# [Requirement]
Which lines hold the word "Чапаева"? Copy each of them from the material.

# [Information given]
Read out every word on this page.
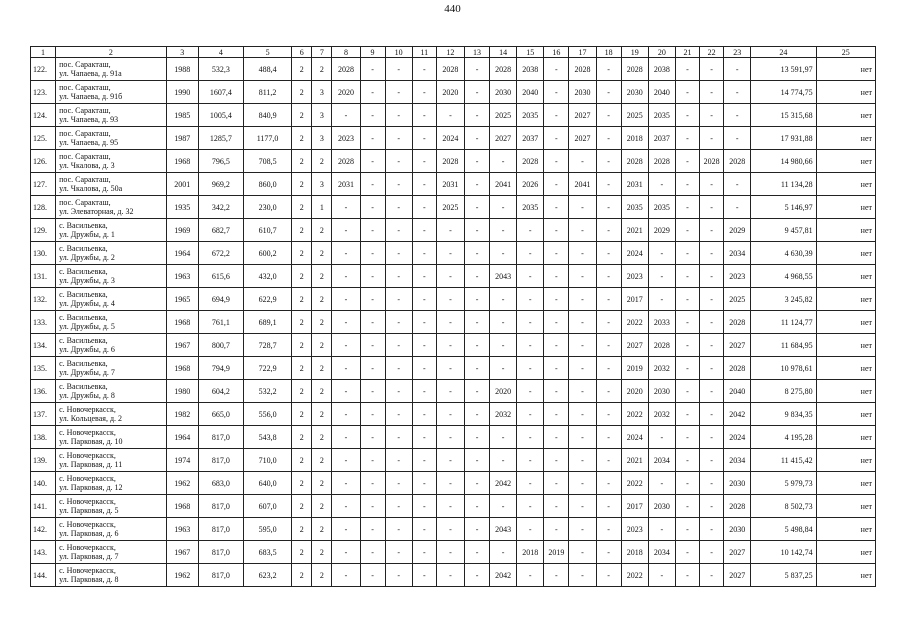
440
1	2	3	4	5	6	7	8	9	10	11	12	13	14	15	16	17	18	19	20	21	22	23	24	25
122.	пос. Саракташ,
ул. Чапаева, д. 91а	1988	532,3	488,4	2	2	2028	-	-	-	2028	-	2028	2038	-	2028	-	2028	2038	-	-	-	13 591,97	нет
123.	пос. Саракташ,
ул. Чапаева, д. 91б	1990	1607,4	811,2	2	3	2020	-	-	-	2020	-	2030	2040	-	2030	-	2030	2040	-	-	-	14 774,75	нет
124.	пос. Саракташ,
ул. Чапаева, д. 93	1985	1005,4	840,9	2	3	-	-	-	-	-	-	2025	2035	-	2027	-	2025	2035	-	-	-	15 315,68	нет
125.	пос. Саракташ,
ул. Чапаева, д. 95	1987	1285,7	1177,0	2	3	2023	-	-	-	2024	-	2027	2037	-	2027	-	2018	2037	-	-	-	17 931,88	нет
126.	пос. Саракташ,
ул. Чкалова, д. 3	1968	796,5	708,5	2	2	2028	-	-	-	2028	-	-	2028	-	-	-	2028	2028	-	2028	2028	14 980,66	нет
127.	пос. Саракташ,
ул. Чкалова, д. 50а	2001	969,2	860,0	2	3	2031	-	-	-	2031	-	2041	2026	-	2041	-	2031	-	-	-	-	11 134,28	нет
128.	пос. Саракташ,
ул. Элеваторная, д. 32	1935	342,2	230,0	2	1	-	-	-	-	2025	-	-	2035	-	-	-	2035	2035	-	-	-	5 146,97	нет
129.	с. Васильевка,
ул. Дружбы, д. 1	1969	682,7	610,7	2	2	-	-	-	-	-	-	-	-	-	-	-	2021	2029	-	-	2029	9 457,81	нет
130.	с. Васильевка,
ул. Дружбы, д. 2	1964	672,2	600,2	2	2	-	-	-	-	-	-	-	-	-	-	-	2024	-	-	-	2034	4 630,39	нет
131.	с. Васильевка,
ул. Дружбы, д. 3	1963	615,6	432,0	2	2	-	-	-	-	-	-	2043	-	-	-	-	2023	-	-	-	2023	4 968,55	нет
132.	с. Васильевка,
ул. Дружбы, д. 4	1965	694,9	622,9	2	2	-	-	-	-	-	-	-	-	-	-	-	2017	-	-	-	2025	3 245,82	нет
133.	с. Васильевка,
ул. Дружбы, д. 5	1968	761,1	689,1	2	2	-	-	-	-	-	-	-	-	-	-	-	2022	2033	-	-	2028	11 124,77	нет
134.	с. Васильевка,
ул. Дружбы, д. 6	1967	800,7	728,7	2	2	-	-	-	-	-	-	-	-	-	-	-	2027	2028	-	-	2027	11 684,95	нет
135.	с. Васильевка,
ул. Дружбы, д. 7	1968	794,9	722,9	2	2	-	-	-	-	-	-	-	-	-	-	-	2019	2032	-	-	2028	10 978,61	нет
136.	с. Васильевка,
ул. Дружбы, д. 8	1980	604,2	532,2	2	2	-	-	-	-	-	-	2020	-	-	-	-	2020	2030	-	-	2040	8 275,80	нет
137.	с. Новочеркасск,
ул. Кольцевая, д. 2	1982	665,0	556,0	2	2	-	-	-	-	-	-	2032	-	-	-	-	2022	2032	-	-	2042	9 834,35	нет
138.	с. Новочеркасск,
ул. Парковая, д. 10	1964	817,0	543,8	2	2	-	-	-	-	-	-	-	-	-	-	-	2024	-	-	-	2024	4 195,28	нет
139.	с. Новочеркасск,
ул. Парковая, д. 11	1974	817,0	710,0	2	2	-	-	-	-	-	-	-	-	-	-	-	2021	2034	-	-	2034	11 415,42	нет
140.	с. Новочеркасск,
ул. Парковая, д. 12	1962	683,0	640,0	2	2	-	-	-	-	-	-	2042	-	-	-	-	2022	-	-	-	2030	5 979,73	нет
141.	с. Новочеркасск,
ул. Парковая, д. 5	1968	817,0	607,0	2	2	-	-	-	-	-	-	-	-	-	-	-	2017	2030	-	-	2028	8 502,73	нет
142.	с. Новочеркасск,
ул. Парковая, д. 6	1963	817,0	595,0	2	2	-	-	-	-	-	-	2043	-	-	-	-	2023	-	-	-	2030	5 498,84	нет
143.	с. Новочеркасск,
ул. Парковая, д. 7	1967	817,0	683,5	2	2	-	-	-	-	-	-	-	2018	2019	-	-	2018	2034	-	-	2027	10 142,74	нет
144.	с. Новочеркасск,
ул. Парковая, д. 8	1962	817,0	623,2	2	2	-	-	-	-	-	-	2042	-	-	-	-	2022	-	-	-	2027	5 837,25	нет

# [Task answer]
ул. Чапаева, д. 91а	1988	532,3	488,4	2	2	2028	-	-	-	2028	-	2028	2038	-	2028	-	2028	2038	-	-	-	13 591,97	нет
ул. Чапаева, д. 91б	1990	1607,4	811,2	2	3	2020	-	-	-	2020	-	2030	2040	-	2030	-	2030	2040	-	-	-	14 774,75	нет
ул. Чапаева, д. 93	1985	1005,4	840,9	2	3	-	-	-	-	-	-	2025	2035	-	2027	-	2025	2035	-	-	-	15 315,68	нет
ул. Чапаева, д. 95	1987	1285,7	1177,0	2	3	2023	-	-	-	2024	-	2027	2037	-	2027	-	2018	2037	-	-	-	17 931,88	нет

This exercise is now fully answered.